[What this task involves]
Identify and reproduce every line holding the string "并且乙方应对甲方作出相应的经济赔偿".

======== Input

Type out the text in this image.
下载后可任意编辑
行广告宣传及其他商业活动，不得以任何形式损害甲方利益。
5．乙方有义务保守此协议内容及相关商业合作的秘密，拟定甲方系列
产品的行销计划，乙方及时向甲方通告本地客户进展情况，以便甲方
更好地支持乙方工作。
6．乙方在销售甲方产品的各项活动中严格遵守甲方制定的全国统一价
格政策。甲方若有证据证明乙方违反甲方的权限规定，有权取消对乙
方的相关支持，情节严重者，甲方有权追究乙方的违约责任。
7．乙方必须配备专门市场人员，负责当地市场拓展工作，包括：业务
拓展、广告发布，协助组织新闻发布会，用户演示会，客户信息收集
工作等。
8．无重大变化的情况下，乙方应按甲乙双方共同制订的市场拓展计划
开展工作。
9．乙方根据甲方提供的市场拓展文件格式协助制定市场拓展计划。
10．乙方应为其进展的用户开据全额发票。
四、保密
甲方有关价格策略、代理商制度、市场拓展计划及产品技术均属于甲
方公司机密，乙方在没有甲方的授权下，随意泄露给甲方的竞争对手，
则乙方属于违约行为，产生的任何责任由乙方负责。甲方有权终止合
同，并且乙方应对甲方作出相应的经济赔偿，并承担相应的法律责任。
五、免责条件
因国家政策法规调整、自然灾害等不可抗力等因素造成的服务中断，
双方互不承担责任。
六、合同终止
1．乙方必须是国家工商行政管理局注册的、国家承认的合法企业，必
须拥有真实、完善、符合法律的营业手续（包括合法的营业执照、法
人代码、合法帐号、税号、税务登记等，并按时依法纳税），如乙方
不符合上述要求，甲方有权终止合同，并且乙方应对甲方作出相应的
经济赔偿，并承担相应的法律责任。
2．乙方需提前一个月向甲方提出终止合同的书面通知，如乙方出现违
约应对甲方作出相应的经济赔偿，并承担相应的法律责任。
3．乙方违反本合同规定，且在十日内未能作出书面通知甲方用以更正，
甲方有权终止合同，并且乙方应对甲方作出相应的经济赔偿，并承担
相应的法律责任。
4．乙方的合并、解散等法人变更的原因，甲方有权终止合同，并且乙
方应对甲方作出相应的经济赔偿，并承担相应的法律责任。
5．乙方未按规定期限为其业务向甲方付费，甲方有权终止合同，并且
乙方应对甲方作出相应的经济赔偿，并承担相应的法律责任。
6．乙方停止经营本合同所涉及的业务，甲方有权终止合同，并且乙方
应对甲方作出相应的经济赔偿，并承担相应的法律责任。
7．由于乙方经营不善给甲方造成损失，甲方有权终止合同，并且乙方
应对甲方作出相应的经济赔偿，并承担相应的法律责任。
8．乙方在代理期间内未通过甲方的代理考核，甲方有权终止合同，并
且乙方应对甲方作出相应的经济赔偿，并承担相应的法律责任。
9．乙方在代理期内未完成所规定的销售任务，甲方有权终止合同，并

================

[Solution to this problem]
同，并且乙方应对甲方作出相应的经济赔偿，并承担相应的法律责任。
甲方有权终止合同，并且乙方应对甲方作出相应的经济赔偿，并承担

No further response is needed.